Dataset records
····················

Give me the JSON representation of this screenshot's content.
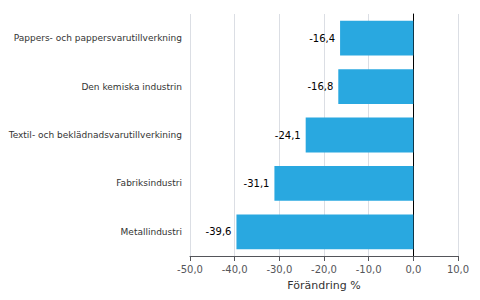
{
  "chart_data": {
    "type": "bar",
    "orientation": "horizontal",
    "categories": [
      "Metallindustri",
      "Fabriksindustri",
      "Textil- och beklädnadsvarutillverkining",
      "Den kemiska industrin",
      "Pappers- och pappersvarutillverkning"
    ],
    "values": [
      -39.6,
      -31.1,
      -24.1,
      -16.8,
      -16.4
    ],
    "value_labels": [
      "-39,6",
      "-31,1",
      "-24,1",
      "-16,8",
      "-16,4"
    ],
    "data_labels": true,
    "color": "#29a8e0",
    "xlabel": "Förändring %",
    "xlim": [
      -50,
      10
    ],
    "xticks": [
      {
        "value": -50,
        "label": "-50,0"
      },
      {
        "value": -40,
        "label": "-40,0"
      },
      {
        "value": -30,
        "label": "-30,0"
      },
      {
        "value": -20,
        "label": "-20,0"
      },
      {
        "value": -10,
        "label": "-10,0"
      },
      {
        "value": 0,
        "label": "0,0"
      },
      {
        "value": 10,
        "label": "10,0"
      }
    ],
    "grid": true
  }
}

····················

WHAT IS NEEDED
Please repeat the entries exactly. Do not include the pictures.

RESULT OF THIS EXERCISE
Give me the JSON representation of this screenshot's content.
{
  "chart_data": {
    "type": "bar",
    "orientation": "horizontal",
    "categories": [
      "Metallindustri",
      "Fabriksindustri",
      "Textil- och beklädnadsvarutillverkining",
      "Den kemiska industrin",
      "Pappers- och pappersvarutillverkning"
    ],
    "values": [
      -39.6,
      -31.1,
      -24.1,
      -16.8,
      -16.4
    ],
    "value_labels": [
      "-39,6",
      "-31,1",
      "-24,1",
      "-16,8",
      "-16,4"
    ],
    "data_labels": true,
    "color": "#29a8e0",
    "xlabel": "Förändring %",
    "xlim": [
      -50,
      10
    ],
    "xticks": [
      {
        "value": -50,
        "label": "-50,0"
      },
      {
        "value": -40,
        "label": "-40,0"
      },
      {
        "value": -30,
        "label": "-30,0"
      },
      {
        "value": -20,
        "label": "-20,0"
      },
      {
        "value": -10,
        "label": "-10,0"
      },
      {
        "value": 0,
        "label": "0,0"
      },
      {
        "value": 10,
        "label": "10,0"
      }
    ],
    "grid": true
  }
}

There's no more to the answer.